# Task to complete:
Repeat each line of the material below exactly as it appears, minus any pictures.

[START]

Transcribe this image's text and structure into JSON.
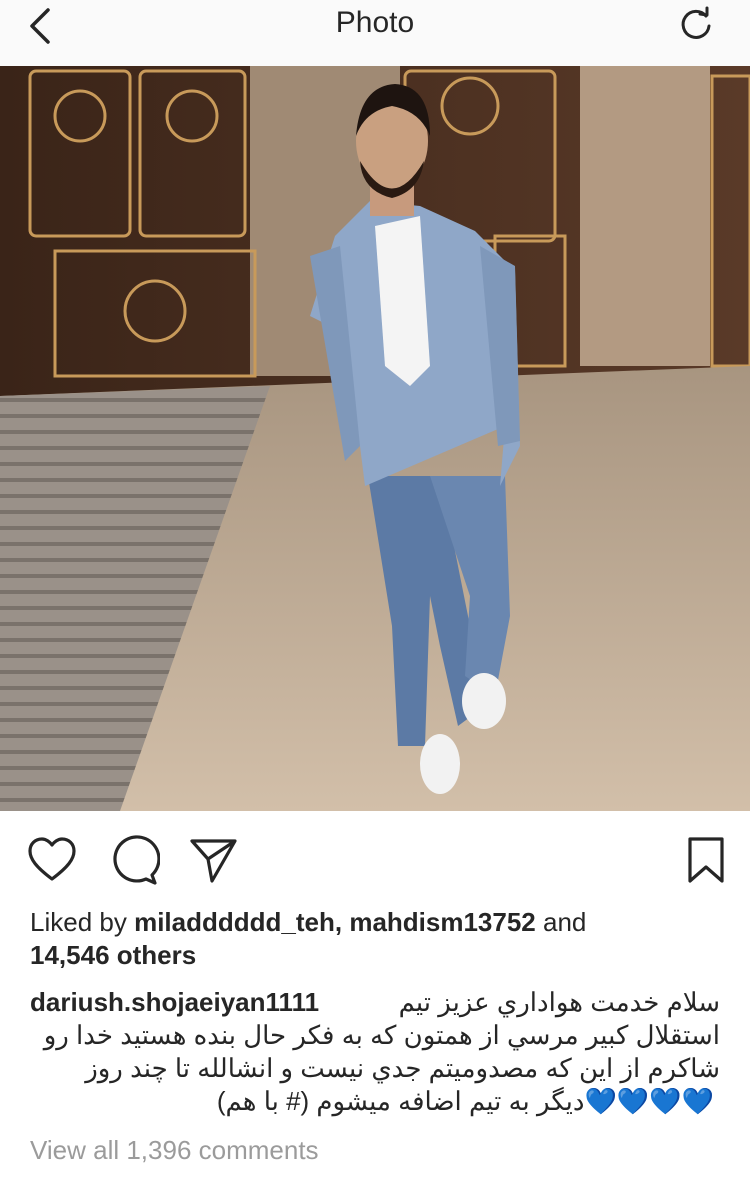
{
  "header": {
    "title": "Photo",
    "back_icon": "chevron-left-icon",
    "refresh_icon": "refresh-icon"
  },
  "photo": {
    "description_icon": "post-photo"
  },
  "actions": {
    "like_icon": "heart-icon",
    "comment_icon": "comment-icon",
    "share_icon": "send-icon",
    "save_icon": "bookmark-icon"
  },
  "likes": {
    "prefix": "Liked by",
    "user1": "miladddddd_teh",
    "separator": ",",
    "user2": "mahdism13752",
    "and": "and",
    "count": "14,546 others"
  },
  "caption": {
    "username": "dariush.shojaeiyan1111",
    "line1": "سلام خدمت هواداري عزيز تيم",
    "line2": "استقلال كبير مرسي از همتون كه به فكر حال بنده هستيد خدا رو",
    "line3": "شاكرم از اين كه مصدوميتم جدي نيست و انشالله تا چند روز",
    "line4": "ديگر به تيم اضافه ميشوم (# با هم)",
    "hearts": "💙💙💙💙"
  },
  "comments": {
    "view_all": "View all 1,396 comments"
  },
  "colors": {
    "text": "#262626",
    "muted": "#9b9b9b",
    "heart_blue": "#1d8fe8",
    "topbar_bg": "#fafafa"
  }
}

[END]

# Output of the task:
Transcribe this image's text and structure into JSON.
{
  "header": {
    "title": "Photo",
    "back_icon": "chevron-left-icon",
    "refresh_icon": "refresh-icon"
  },
  "photo": {
    "description_icon": "post-photo"
  },
  "actions": {
    "like_icon": "heart-icon",
    "comment_icon": "comment-icon",
    "share_icon": "send-icon",
    "save_icon": "bookmark-icon"
  },
  "likes": {
    "prefix": "Liked by",
    "user1": "miladddddd_teh",
    "separator": ",",
    "user2": "mahdism13752",
    "and": "and",
    "count": "14,546 others"
  },
  "caption": {
    "username": "dariush.shojaeiyan1111",
    "line1": "سلام خدمت هواداري عزيز تيم",
    "line2": "استقلال كبير مرسي از همتون كه به فكر حال بنده هستيد خدا رو",
    "line3": "شاكرم از اين كه مصدوميتم جدي نيست و انشالله تا چند روز",
    "line4": "ديگر به تيم اضافه ميشوم (# با هم)",
    "hearts": "💙💙💙💙"
  },
  "comments": {
    "view_all": "View all 1,396 comments"
  },
  "colors": {
    "text": "#262626",
    "muted": "#9b9b9b",
    "heart_blue": "#1d8fe8",
    "topbar_bg": "#fafafa"
  }
}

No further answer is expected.